* [GIVEN ENTRIES]
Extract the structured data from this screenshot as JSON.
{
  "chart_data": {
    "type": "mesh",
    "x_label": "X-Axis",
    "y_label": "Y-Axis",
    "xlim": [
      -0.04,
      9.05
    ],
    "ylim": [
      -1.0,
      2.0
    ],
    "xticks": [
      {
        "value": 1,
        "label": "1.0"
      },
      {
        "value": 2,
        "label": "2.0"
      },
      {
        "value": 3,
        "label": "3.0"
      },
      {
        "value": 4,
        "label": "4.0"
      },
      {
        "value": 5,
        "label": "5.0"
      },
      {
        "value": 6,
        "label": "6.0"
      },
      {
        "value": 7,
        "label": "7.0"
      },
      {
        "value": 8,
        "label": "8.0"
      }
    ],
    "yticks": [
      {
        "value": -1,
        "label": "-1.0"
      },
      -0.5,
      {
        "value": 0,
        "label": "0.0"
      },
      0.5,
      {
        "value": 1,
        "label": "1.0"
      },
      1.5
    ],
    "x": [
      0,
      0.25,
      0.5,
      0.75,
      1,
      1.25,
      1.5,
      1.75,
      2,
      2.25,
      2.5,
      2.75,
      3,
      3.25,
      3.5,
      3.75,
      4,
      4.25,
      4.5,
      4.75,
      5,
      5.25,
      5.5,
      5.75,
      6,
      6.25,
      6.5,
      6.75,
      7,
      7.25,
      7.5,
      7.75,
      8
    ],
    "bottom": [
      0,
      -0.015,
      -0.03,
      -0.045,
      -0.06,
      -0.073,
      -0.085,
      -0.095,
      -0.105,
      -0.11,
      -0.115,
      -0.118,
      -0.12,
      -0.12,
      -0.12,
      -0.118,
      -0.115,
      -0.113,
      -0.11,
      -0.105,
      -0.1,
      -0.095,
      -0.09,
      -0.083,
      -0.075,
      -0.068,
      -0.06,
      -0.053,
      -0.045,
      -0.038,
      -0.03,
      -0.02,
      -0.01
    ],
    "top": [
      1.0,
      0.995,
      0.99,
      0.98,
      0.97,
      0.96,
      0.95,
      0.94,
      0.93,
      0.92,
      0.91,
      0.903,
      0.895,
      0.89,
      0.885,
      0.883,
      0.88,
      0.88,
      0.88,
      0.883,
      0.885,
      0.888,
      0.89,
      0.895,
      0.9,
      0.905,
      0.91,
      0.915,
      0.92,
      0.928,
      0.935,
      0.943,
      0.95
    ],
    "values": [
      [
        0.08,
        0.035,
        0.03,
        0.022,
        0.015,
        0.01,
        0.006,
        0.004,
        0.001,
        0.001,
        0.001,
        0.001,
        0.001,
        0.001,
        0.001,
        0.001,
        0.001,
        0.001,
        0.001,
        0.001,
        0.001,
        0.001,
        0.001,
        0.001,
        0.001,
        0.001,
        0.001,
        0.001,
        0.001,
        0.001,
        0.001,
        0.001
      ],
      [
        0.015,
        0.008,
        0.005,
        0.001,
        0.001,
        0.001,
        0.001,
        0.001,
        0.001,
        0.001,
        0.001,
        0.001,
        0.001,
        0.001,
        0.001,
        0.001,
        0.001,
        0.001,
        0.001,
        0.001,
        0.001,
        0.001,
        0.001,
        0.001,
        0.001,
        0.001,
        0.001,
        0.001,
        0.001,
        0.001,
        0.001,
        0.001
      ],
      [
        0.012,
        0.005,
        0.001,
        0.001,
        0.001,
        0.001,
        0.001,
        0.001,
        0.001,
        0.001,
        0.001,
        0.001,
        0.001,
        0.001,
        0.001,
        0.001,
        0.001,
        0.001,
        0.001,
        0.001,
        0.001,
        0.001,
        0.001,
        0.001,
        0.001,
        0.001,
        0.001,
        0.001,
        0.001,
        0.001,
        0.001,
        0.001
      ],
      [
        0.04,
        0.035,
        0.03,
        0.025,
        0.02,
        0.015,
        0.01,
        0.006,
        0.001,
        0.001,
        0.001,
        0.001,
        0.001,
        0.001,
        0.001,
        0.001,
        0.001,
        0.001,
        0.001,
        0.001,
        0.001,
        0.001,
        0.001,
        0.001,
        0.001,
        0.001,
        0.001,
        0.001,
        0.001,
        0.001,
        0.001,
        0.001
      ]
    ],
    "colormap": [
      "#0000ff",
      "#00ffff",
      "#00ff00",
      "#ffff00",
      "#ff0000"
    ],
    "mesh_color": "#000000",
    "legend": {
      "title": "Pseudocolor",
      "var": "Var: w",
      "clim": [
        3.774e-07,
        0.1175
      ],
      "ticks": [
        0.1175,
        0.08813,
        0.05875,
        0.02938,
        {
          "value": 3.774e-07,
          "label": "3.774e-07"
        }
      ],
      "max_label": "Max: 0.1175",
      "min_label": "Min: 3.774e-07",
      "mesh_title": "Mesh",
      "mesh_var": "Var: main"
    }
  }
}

...

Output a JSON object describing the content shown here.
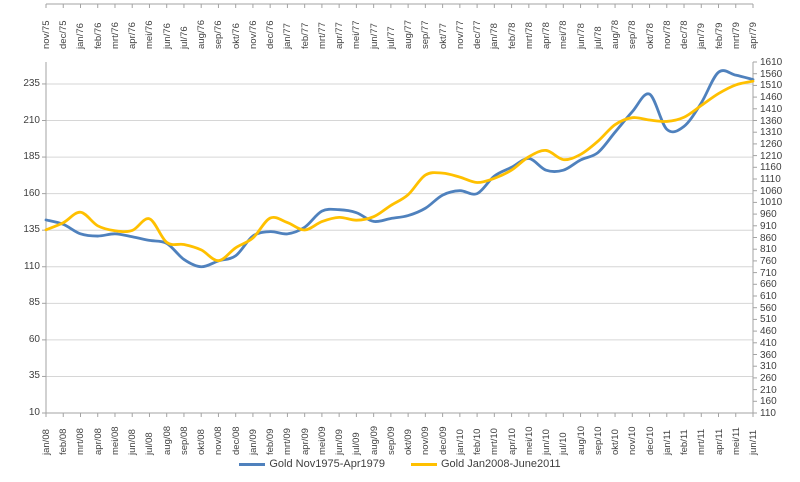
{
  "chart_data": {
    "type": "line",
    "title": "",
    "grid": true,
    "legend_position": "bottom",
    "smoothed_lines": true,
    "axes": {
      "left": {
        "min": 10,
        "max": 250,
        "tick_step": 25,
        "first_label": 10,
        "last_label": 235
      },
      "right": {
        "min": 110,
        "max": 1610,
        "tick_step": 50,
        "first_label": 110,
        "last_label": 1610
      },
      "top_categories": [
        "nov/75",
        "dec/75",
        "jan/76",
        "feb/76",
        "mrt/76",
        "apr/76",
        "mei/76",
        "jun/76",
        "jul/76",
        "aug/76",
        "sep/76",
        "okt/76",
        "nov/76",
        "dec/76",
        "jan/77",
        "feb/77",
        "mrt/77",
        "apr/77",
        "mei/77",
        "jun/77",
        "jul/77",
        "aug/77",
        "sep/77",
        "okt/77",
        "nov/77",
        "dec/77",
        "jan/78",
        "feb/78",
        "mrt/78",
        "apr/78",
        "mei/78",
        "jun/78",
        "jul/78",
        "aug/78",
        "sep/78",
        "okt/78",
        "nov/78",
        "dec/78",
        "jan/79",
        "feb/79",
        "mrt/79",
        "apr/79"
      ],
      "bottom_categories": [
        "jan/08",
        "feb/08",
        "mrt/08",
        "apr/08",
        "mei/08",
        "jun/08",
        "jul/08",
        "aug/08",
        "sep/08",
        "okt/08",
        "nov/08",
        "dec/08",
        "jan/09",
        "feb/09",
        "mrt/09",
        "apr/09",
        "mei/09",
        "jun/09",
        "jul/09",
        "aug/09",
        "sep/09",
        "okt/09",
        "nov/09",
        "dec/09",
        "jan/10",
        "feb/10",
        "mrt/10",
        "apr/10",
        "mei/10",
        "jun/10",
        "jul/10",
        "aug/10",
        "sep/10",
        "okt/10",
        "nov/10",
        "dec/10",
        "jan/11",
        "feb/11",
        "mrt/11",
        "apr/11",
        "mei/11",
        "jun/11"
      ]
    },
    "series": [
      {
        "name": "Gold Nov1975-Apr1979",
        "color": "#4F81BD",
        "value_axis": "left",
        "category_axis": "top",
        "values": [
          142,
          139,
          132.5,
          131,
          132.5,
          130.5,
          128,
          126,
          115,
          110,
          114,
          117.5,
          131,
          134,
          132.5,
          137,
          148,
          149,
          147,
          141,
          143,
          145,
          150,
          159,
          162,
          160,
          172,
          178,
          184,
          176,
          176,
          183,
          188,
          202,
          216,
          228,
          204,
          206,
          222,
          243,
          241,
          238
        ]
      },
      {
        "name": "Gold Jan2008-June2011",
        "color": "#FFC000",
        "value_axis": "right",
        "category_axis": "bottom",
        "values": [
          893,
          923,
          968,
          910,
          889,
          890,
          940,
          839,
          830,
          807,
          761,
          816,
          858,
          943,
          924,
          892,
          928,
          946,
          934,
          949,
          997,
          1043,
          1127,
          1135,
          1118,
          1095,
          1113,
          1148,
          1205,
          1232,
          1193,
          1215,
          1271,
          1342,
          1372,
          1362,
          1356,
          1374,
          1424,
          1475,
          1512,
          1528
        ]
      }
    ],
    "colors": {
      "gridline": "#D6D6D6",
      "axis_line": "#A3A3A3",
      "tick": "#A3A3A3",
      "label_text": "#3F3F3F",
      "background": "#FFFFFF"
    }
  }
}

* * *

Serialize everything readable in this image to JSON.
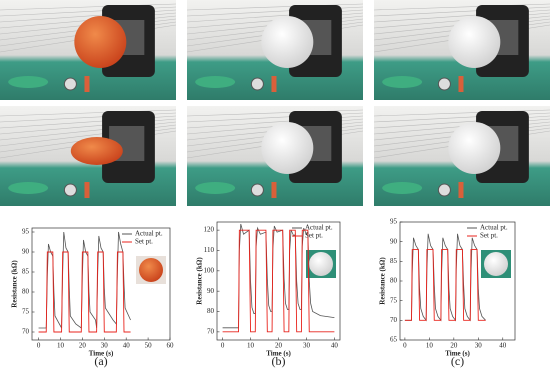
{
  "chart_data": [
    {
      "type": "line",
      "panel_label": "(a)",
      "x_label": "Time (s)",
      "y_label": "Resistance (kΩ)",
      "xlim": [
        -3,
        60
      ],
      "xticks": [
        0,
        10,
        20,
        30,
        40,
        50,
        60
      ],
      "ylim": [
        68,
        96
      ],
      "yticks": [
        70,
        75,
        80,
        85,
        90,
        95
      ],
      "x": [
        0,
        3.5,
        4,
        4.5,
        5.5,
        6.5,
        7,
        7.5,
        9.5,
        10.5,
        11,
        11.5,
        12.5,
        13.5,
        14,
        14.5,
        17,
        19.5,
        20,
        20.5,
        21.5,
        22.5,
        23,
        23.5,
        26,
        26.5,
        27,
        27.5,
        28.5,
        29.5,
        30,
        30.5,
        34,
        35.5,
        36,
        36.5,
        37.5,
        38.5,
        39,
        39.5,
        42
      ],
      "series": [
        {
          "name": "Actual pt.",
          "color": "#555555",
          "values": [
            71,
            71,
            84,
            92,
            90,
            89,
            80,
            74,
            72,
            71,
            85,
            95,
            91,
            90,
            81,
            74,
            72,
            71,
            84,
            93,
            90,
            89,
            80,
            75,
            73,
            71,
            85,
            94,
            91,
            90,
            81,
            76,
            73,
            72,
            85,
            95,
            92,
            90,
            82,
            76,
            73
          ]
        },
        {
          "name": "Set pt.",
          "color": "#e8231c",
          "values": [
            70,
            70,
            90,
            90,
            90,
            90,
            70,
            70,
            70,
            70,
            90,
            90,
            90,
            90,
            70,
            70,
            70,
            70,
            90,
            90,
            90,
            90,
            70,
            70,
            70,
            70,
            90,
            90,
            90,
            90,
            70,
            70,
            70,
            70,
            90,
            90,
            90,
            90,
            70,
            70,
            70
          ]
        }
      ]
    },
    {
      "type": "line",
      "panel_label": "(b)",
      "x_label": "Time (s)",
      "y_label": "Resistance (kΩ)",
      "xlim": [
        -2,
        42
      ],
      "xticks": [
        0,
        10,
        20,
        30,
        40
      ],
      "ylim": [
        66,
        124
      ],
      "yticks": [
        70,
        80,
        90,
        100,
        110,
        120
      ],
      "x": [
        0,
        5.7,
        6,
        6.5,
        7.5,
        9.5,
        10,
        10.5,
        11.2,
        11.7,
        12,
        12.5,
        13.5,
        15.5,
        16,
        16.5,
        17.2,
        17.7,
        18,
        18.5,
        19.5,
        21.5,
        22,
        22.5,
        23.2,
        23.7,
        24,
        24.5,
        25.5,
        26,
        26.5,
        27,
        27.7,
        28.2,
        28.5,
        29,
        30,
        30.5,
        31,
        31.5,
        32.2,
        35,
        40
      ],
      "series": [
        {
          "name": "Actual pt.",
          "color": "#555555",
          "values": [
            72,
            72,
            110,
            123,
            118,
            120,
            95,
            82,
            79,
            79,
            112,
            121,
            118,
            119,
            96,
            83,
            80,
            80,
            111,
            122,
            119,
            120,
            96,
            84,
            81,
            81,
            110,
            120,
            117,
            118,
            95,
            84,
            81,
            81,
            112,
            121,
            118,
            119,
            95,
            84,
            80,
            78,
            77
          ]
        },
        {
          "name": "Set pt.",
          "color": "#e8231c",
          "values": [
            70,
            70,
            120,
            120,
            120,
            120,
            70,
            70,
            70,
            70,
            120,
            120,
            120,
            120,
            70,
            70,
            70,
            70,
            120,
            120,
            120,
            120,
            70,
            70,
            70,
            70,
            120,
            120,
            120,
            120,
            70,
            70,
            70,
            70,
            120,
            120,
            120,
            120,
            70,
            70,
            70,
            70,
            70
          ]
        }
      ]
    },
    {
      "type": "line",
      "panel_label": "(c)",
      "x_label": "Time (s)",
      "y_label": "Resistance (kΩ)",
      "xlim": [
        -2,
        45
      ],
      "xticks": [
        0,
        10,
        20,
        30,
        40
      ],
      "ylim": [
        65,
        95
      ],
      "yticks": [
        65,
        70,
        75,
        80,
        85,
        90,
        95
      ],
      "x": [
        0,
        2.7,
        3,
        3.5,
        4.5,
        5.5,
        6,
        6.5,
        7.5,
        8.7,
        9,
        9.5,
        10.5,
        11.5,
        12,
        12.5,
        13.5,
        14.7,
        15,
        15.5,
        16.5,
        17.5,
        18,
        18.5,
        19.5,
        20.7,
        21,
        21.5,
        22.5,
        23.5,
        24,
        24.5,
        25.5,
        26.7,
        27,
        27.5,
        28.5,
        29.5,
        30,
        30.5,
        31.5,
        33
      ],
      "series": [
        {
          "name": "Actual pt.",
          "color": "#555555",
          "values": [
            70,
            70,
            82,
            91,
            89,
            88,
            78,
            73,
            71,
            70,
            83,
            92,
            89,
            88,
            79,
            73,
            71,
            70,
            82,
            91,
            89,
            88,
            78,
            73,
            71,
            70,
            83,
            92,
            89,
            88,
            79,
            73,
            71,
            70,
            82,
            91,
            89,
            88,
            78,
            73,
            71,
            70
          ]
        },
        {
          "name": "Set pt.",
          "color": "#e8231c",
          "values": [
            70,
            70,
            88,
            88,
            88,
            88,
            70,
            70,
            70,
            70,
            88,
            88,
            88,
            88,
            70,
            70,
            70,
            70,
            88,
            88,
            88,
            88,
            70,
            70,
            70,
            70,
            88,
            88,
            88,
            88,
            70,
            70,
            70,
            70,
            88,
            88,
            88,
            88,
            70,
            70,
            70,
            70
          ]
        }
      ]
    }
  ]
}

* [PROBLEM DETAILS]
Pull every line containing "Gold" out of the records.

* [OUTPUT BELOW]
        "name": "Gold Nov1975-Apr1979",
        "name": "Gold Jan2008-June2011",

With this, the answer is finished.